PROBLEM STATEMENT =>
Check each line for the string "ЗОНЕ", then give only how many lines have it.

Start of PROVIDED RECORDS

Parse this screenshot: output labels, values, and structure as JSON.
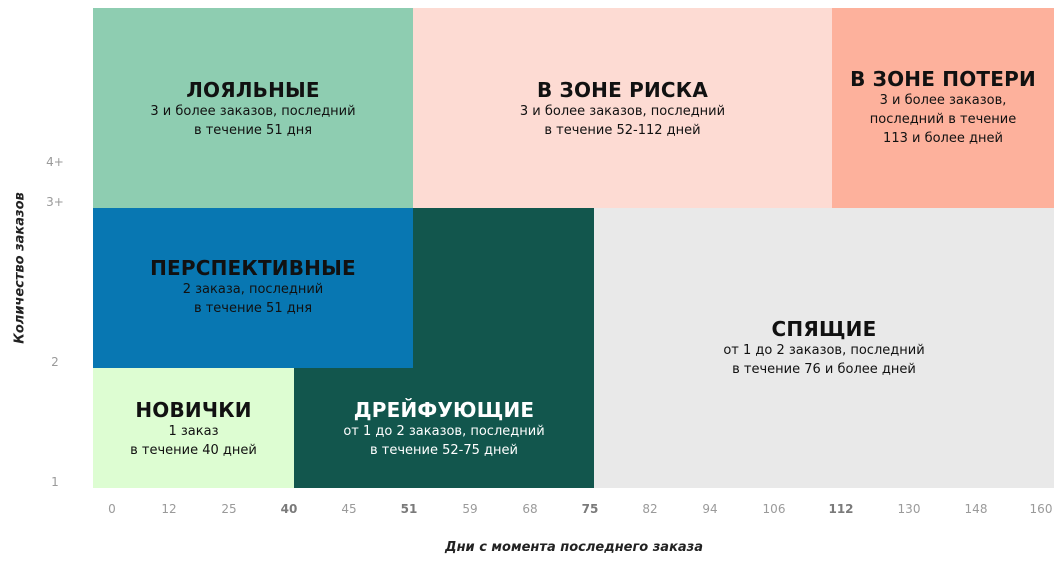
{
  "segments": {
    "loyal": {
      "title": "ЛОЯЛЬНЫЕ",
      "desc": "3 и более заказов, последний\nв течение 51 дня",
      "color": "#8ecdb1",
      "text_color": "#111111"
    },
    "at_risk": {
      "title": "В ЗОНЕ РИСКА",
      "desc": "3 и более заказов, последний\nв течение 52-112 дней",
      "color": "#fddbd3",
      "text_color": "#111111"
    },
    "losing": {
      "title": "В ЗОНЕ ПОТЕРИ",
      "desc": "3 и более заказов,\nпоследний в течение\n113 и более  дней",
      "color": "#fdb19c",
      "text_color": "#111111"
    },
    "promising": {
      "title": "ПЕРСПЕКТИВНЫЕ",
      "desc": "2 заказа, последний\nв течение 51 дня",
      "color": "#0877b2",
      "text_color": "#111111"
    },
    "sleeping": {
      "title": "СПЯЩИЕ",
      "desc": "от 1 до 2 заказов, последний\nв течение 76 и более дней",
      "color": "#e9e9e9",
      "text_color": "#111111"
    },
    "newbies": {
      "title": "НОВИЧКИ",
      "desc": "1 заказ\nв течение 40 дней",
      "color": "#ddfdd2",
      "text_color": "#111111"
    },
    "drifting": {
      "title": "ДРЕЙФУЮЩИЕ",
      "desc": "от 1 до 2 заказов, последний\nв течение 52-75 дней",
      "color": "#12564d",
      "text_color": "#ffffff"
    }
  },
  "x_axis": {
    "label": "Дни с момента последнего заказа",
    "ticks": [
      "0",
      "12",
      "25",
      "40",
      "45",
      "51",
      "59",
      "68",
      "75",
      "82",
      "94",
      "106",
      "112",
      "130",
      "148",
      "160"
    ],
    "major_ticks": [
      "40",
      "51",
      "75",
      "112"
    ]
  },
  "y_axis": {
    "label": "Количество заказов",
    "ticks": [
      "4+",
      "3+",
      "2",
      "1"
    ]
  }
}
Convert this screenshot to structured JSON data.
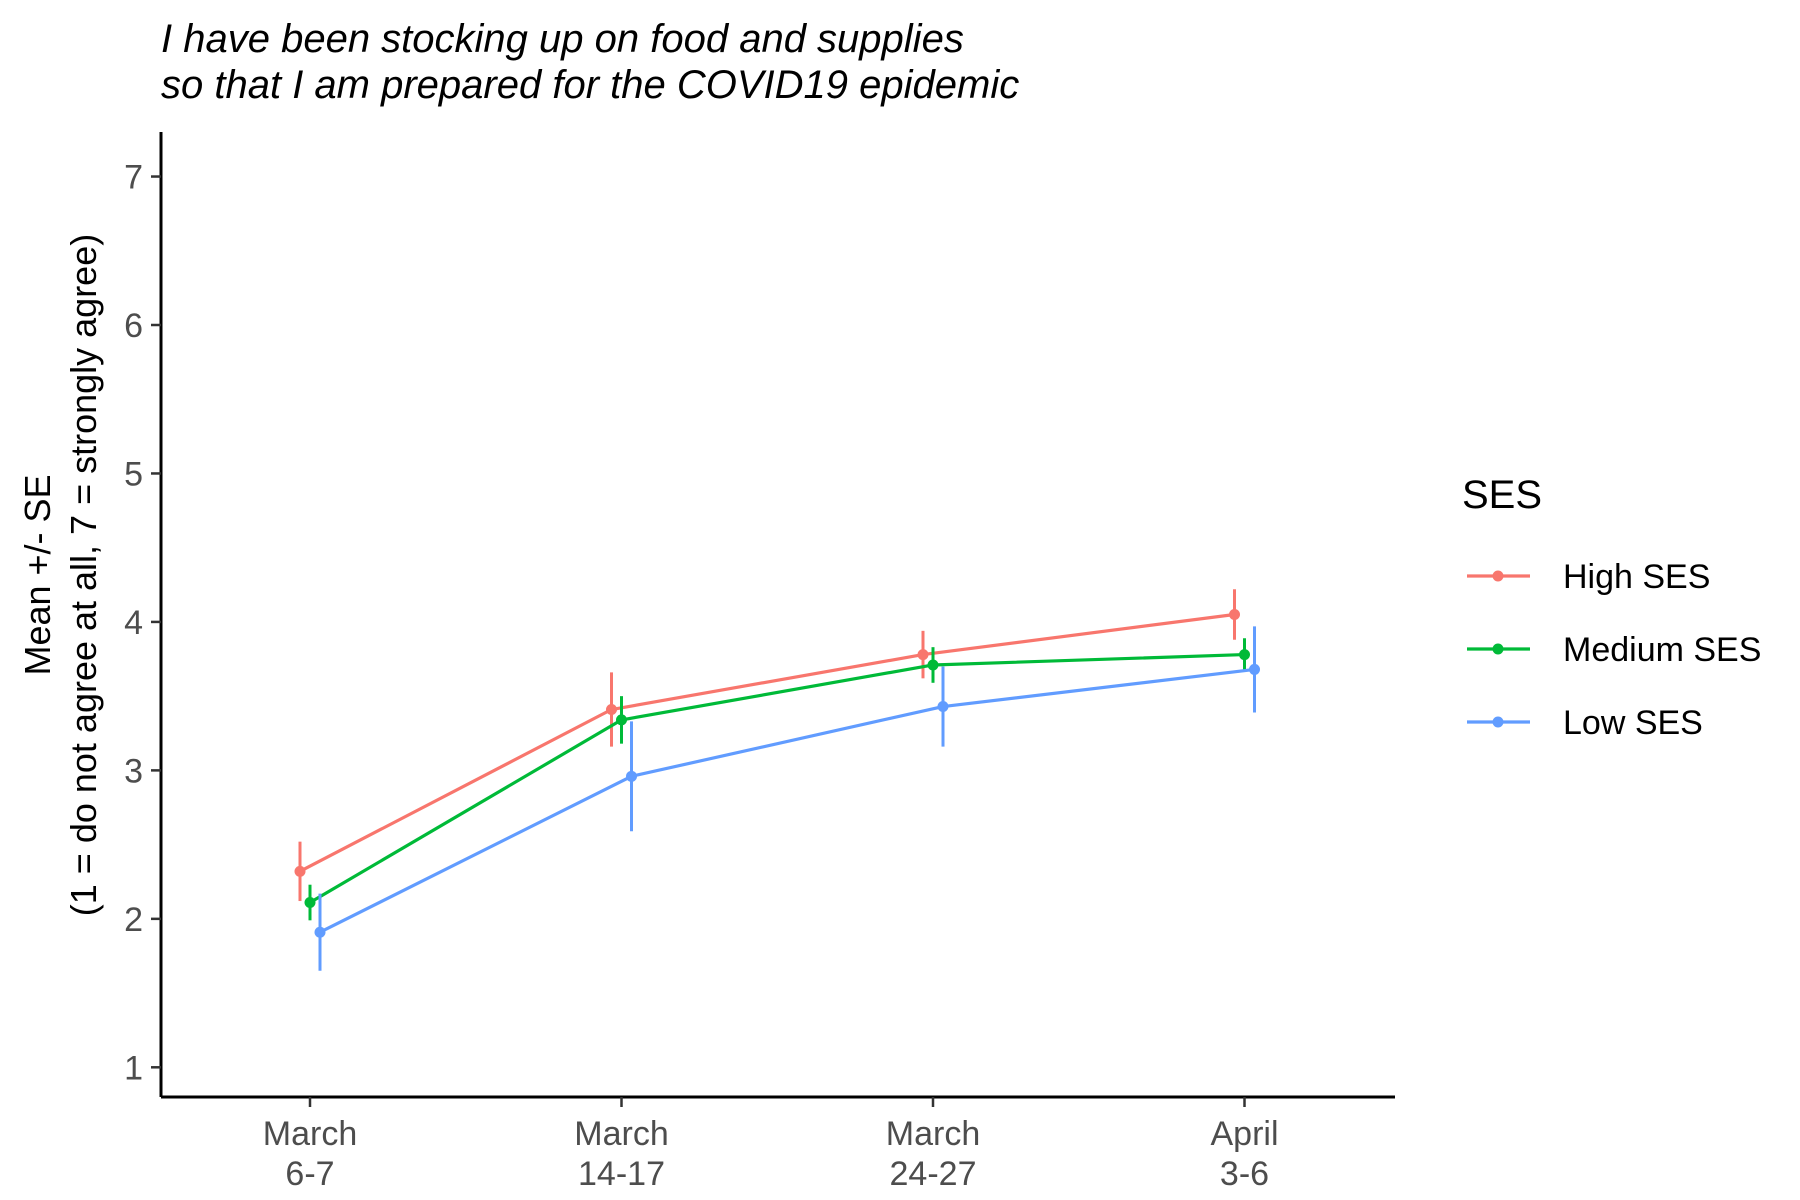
{
  "chart_data": {
    "type": "line",
    "title_lines": [
      "I have been stocking up on food and supplies",
      "so that I am prepared for the COVID19 epidemic"
    ],
    "xlabel": "",
    "ylabel_lines": [
      "Mean +/- SE",
      "(1 = do not agree at all, 7 = strongly agree)"
    ],
    "categories": [
      [
        "March",
        "6-7"
      ],
      [
        "March",
        "14-17"
      ],
      [
        "March",
        "24-27"
      ],
      [
        "April",
        "3-6"
      ]
    ],
    "ylim": [
      0.8,
      7.3
    ],
    "yticks": [
      1,
      2,
      3,
      4,
      5,
      6,
      7
    ],
    "grid": false,
    "error_bars": "mean +/- SE",
    "legend": {
      "title": "SES",
      "placement": "right"
    },
    "series": [
      {
        "name": "High SES",
        "color": "#F8766D",
        "dodge": -1,
        "values": [
          2.32,
          3.41,
          3.78,
          4.05
        ],
        "lower": [
          2.12,
          3.16,
          3.62,
          3.88
        ],
        "upper": [
          2.52,
          3.66,
          3.94,
          4.22
        ]
      },
      {
        "name": "Medium SES",
        "color": "#00BA38",
        "dodge": 0,
        "values": [
          2.11,
          3.34,
          3.71,
          3.78
        ],
        "lower": [
          1.99,
          3.18,
          3.59,
          3.67
        ],
        "upper": [
          2.23,
          3.5,
          3.83,
          3.89
        ]
      },
      {
        "name": "Low SES",
        "color": "#619CFF",
        "dodge": 1,
        "values": [
          1.91,
          2.96,
          3.43,
          3.68
        ],
        "lower": [
          1.65,
          2.59,
          3.16,
          3.39
        ],
        "upper": [
          2.17,
          3.33,
          3.7,
          3.97
        ]
      }
    ]
  }
}
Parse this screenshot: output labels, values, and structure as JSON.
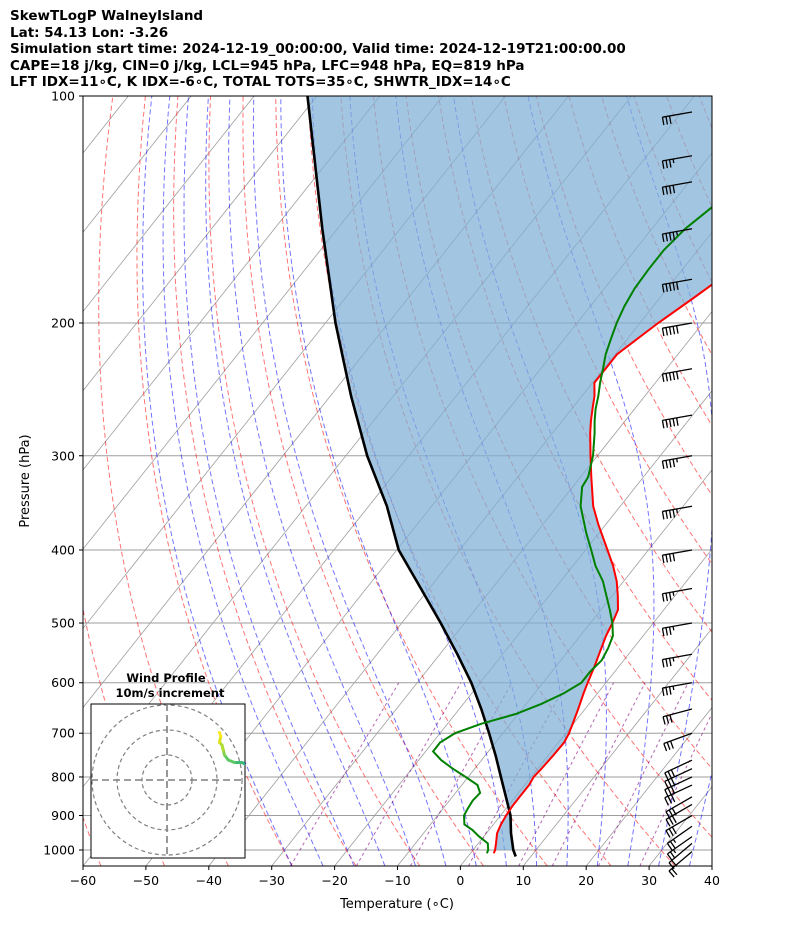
{
  "header": {
    "line1": "SkewTLogP WalneyIsland",
    "line2": "Lat: 54.13   Lon: -3.26",
    "line3": "Simulation start time: 2024-12-19_00:00:00, Valid time: 2024-12-19T21:00:00.00",
    "line4": "CAPE=18 j/kg, CIN=0 j/kg, LCL=945 hPa, LFC=948 hPa, EQ=819 hPa",
    "line5": "LFT IDX=11∘C, K IDX=-6∘C, TOTAL TOTS=35∘C, SHWTR_IDX=14∘C"
  },
  "chart_data": {
    "type": "line",
    "title": "",
    "xlabel": "Temperature (∘C)",
    "ylabel": "Pressure (hPa)",
    "xlim": [
      -60,
      40
    ],
    "ylim": [
      1050,
      100
    ],
    "y_scale": "log",
    "x_ticks": [
      -60,
      -50,
      -40,
      -30,
      -20,
      -10,
      0,
      10,
      20,
      30,
      40
    ],
    "x_tick_labels": [
      "−60",
      "−50",
      "−40",
      "−30",
      "−20",
      "−10",
      "0",
      "10",
      "20",
      "30",
      "40"
    ],
    "y_ticks": [
      100,
      200,
      300,
      400,
      500,
      600,
      700,
      800,
      900,
      1000
    ],
    "y_tick_labels": [
      "100",
      "200",
      "300",
      "400",
      "500",
      "600",
      "700",
      "800",
      "900",
      "1000"
    ],
    "grid": true,
    "colors": {
      "temperature": "#ff0000",
      "dewpoint": "#008000",
      "parcel": "#000000",
      "cape_fill": "#7eb0d5",
      "dry_adiabat": "#ff0000",
      "moist_adiabat": "#0000ff",
      "mixing_ratio": "#800080",
      "isotherm_grid": "#9e9e9e"
    },
    "series": [
      {
        "role": "temperature",
        "pressure": [
          1010,
          1000,
          980,
          950,
          925,
          900,
          875,
          850,
          820,
          800,
          780,
          750,
          720,
          700,
          680,
          650,
          620,
          600,
          570,
          550,
          520,
          500,
          480,
          460,
          440,
          420,
          400,
          370,
          350,
          320,
          300,
          280,
          270,
          260,
          250,
          240,
          220,
          200,
          185,
          165,
          150,
          140,
          130,
          120,
          110,
          100
        ],
        "temperature": [
          3.7,
          3.5,
          2.8,
          1.7,
          1.2,
          0.9,
          0.7,
          0.7,
          0.7,
          0.4,
          0.6,
          0.8,
          0.9,
          0.5,
          -0.1,
          -1.1,
          -2.2,
          -2.9,
          -3.9,
          -4.7,
          -5.9,
          -6.5,
          -7.3,
          -9.1,
          -11.1,
          -13.6,
          -16.5,
          -21.2,
          -24.3,
          -28.3,
          -31.1,
          -34.0,
          -35.4,
          -36.7,
          -38.0,
          -39.7,
          -39.7,
          -37.1,
          -34.6,
          -31.1,
          -28.6,
          -27.0,
          -25.3,
          -24.2,
          -23.4,
          -22.9
        ]
      },
      {
        "role": "dewpoint",
        "pressure": [
          1010,
          1000,
          980,
          960,
          940,
          925,
          900,
          880,
          860,
          840,
          820,
          800,
          780,
          760,
          740,
          720,
          700,
          680,
          660,
          640,
          620,
          600,
          580,
          560,
          540,
          520,
          500,
          480,
          460,
          440,
          420,
          400,
          380,
          350,
          330,
          320,
          300,
          280,
          270,
          260,
          250,
          240,
          230,
          220,
          210,
          200,
          190,
          180,
          170,
          160,
          150,
          140,
          130,
          120,
          110,
          100
        ],
        "dewpoint": [
          2.6,
          2.4,
          1.5,
          -0.7,
          -2.7,
          -4.6,
          -5.8,
          -6.1,
          -6.3,
          -6.1,
          -7.5,
          -10.4,
          -13.5,
          -16.4,
          -18.8,
          -18.8,
          -17.6,
          -14.6,
          -10.4,
          -7.6,
          -5.4,
          -3.9,
          -3.9,
          -3.5,
          -4.0,
          -4.8,
          -6.5,
          -8.6,
          -10.9,
          -13.3,
          -16.4,
          -19.1,
          -22.0,
          -26.3,
          -28.5,
          -28.8,
          -30.7,
          -33.3,
          -34.8,
          -36.2,
          -37.4,
          -38.8,
          -40.1,
          -41.5,
          -42.6,
          -43.7,
          -44.6,
          -45.2,
          -45.4,
          -45.4,
          -44.7,
          -43.1,
          -41.6,
          -39.6,
          -37.8,
          -37.4
        ]
      },
      {
        "role": "parcel",
        "pressure": [
          1020,
          1000,
          950,
          900,
          850,
          800,
          750,
          700,
          650,
          600,
          550,
          500,
          450,
          400,
          350,
          300,
          250,
          200,
          150,
          100
        ],
        "temperature": [
          7.6,
          6.4,
          3.9,
          1.6,
          -1.5,
          -4.8,
          -8.3,
          -12.2,
          -16.5,
          -21.4,
          -27.2,
          -33.8,
          -41.3,
          -49.7,
          -57.1,
          -66.6,
          -76.7,
          -88.4,
          -102.4,
          -121.5
        ]
      }
    ],
    "cape_region": {
      "pressure_range": [
        1000,
        100
      ],
      "note_color": "#7eb0d5"
    },
    "wind_barbs": {
      "pressure": [
        1005,
        980,
        960,
        930,
        900,
        870,
        850,
        820,
        800,
        780,
        760,
        700,
        650,
        600,
        550,
        500,
        450,
        400,
        350,
        300,
        265,
        230,
        200,
        175,
        150,
        130,
        120,
        105
      ],
      "speed_kt": [
        20,
        20,
        25,
        25,
        30,
        30,
        30,
        30,
        30,
        30,
        30,
        30,
        30,
        35,
        35,
        35,
        35,
        40,
        45,
        45,
        50,
        50,
        50,
        50,
        45,
        40,
        35,
        30
      ],
      "direction_deg": [
        230,
        230,
        235,
        235,
        240,
        240,
        240,
        245,
        245,
        245,
        245,
        250,
        255,
        260,
        260,
        260,
        260,
        260,
        260,
        260,
        260,
        260,
        260,
        260,
        260,
        260,
        260,
        260
      ]
    },
    "hodograph": {
      "title": "Wind Profile",
      "subtitle": "10m/s increment",
      "rings_ms": [
        10,
        20,
        30
      ],
      "u_ms": [
        38.0,
        36.5,
        35.0,
        33.5,
        32.5,
        32.0,
        32.5,
        33.5,
        34.0,
        33.5,
        32.0,
        30.0,
        27.0,
        24.5,
        23.0,
        22.5,
        22.0,
        21.0,
        21.5,
        21.0
      ],
      "v_ms": [
        -29.0,
        -28.0,
        -26.0,
        -24.0,
        -20.0,
        -16.0,
        -12.0,
        -8.0,
        -3.0,
        3.0,
        6.0,
        7.0,
        7.0,
        8.0,
        10.0,
        12.0,
        14.0,
        15.0,
        17.5,
        19.0
      ]
    }
  }
}
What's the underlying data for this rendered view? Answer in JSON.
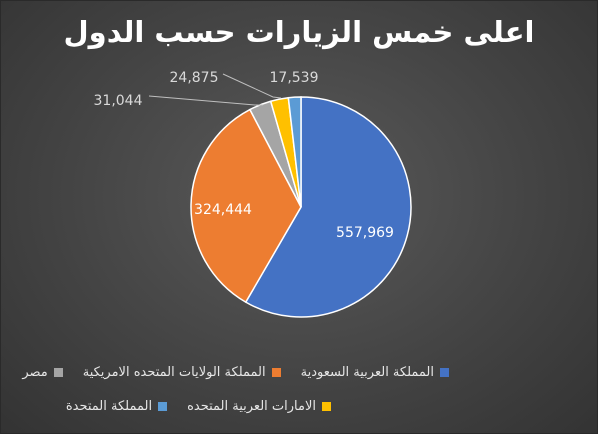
{
  "chart_data": {
    "type": "pie",
    "title": "اعلى خمس الزيارات حسب الدول",
    "categories": [
      "المملكة العربية السعودية",
      "المملكة الولايات المتحده الامريكية",
      "مصر",
      "الامارات العربية المتحده",
      "المملكة المتحدة"
    ],
    "values": [
      557969,
      324444,
      31044,
      24875,
      17539
    ],
    "data_labels": [
      "557,969",
      "324,444",
      "31,044",
      "24,875",
      "17,539"
    ],
    "colors": [
      "#4472C4",
      "#ED7D31",
      "#A5A5A5",
      "#FFC000",
      "#5B9BD5"
    ],
    "legend_position": "bottom",
    "background": "#404040"
  }
}
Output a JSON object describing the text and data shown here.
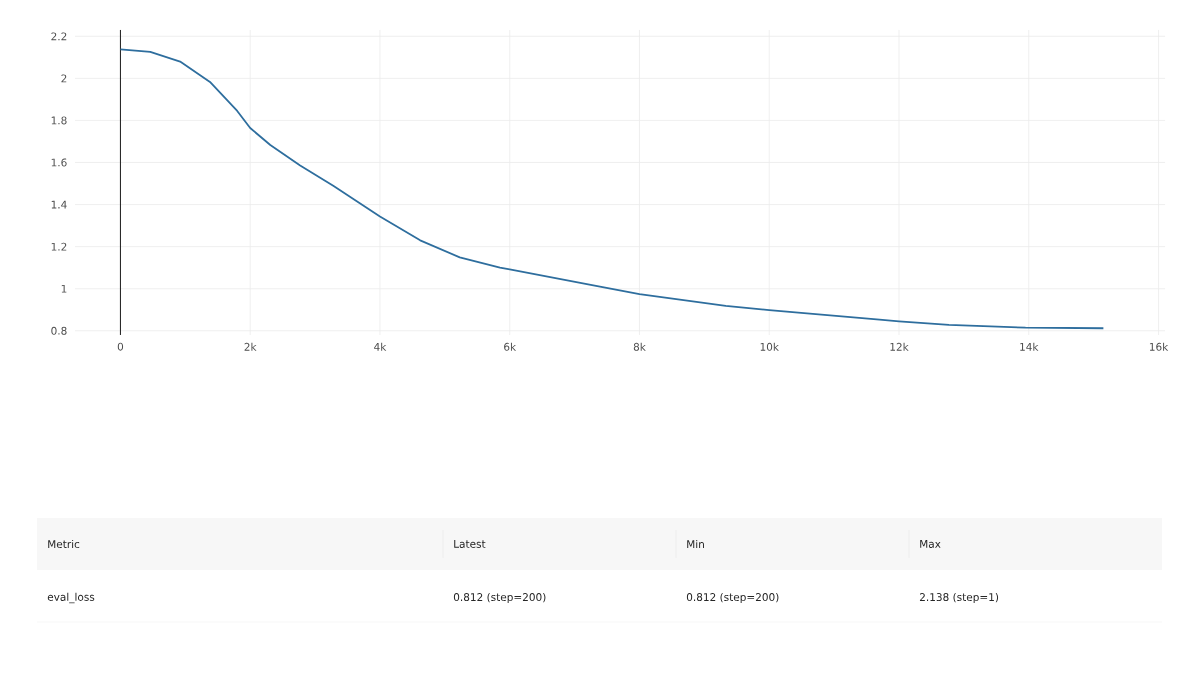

End of PROVIDED RECORDS

WRITTEN SOLUTION =>
2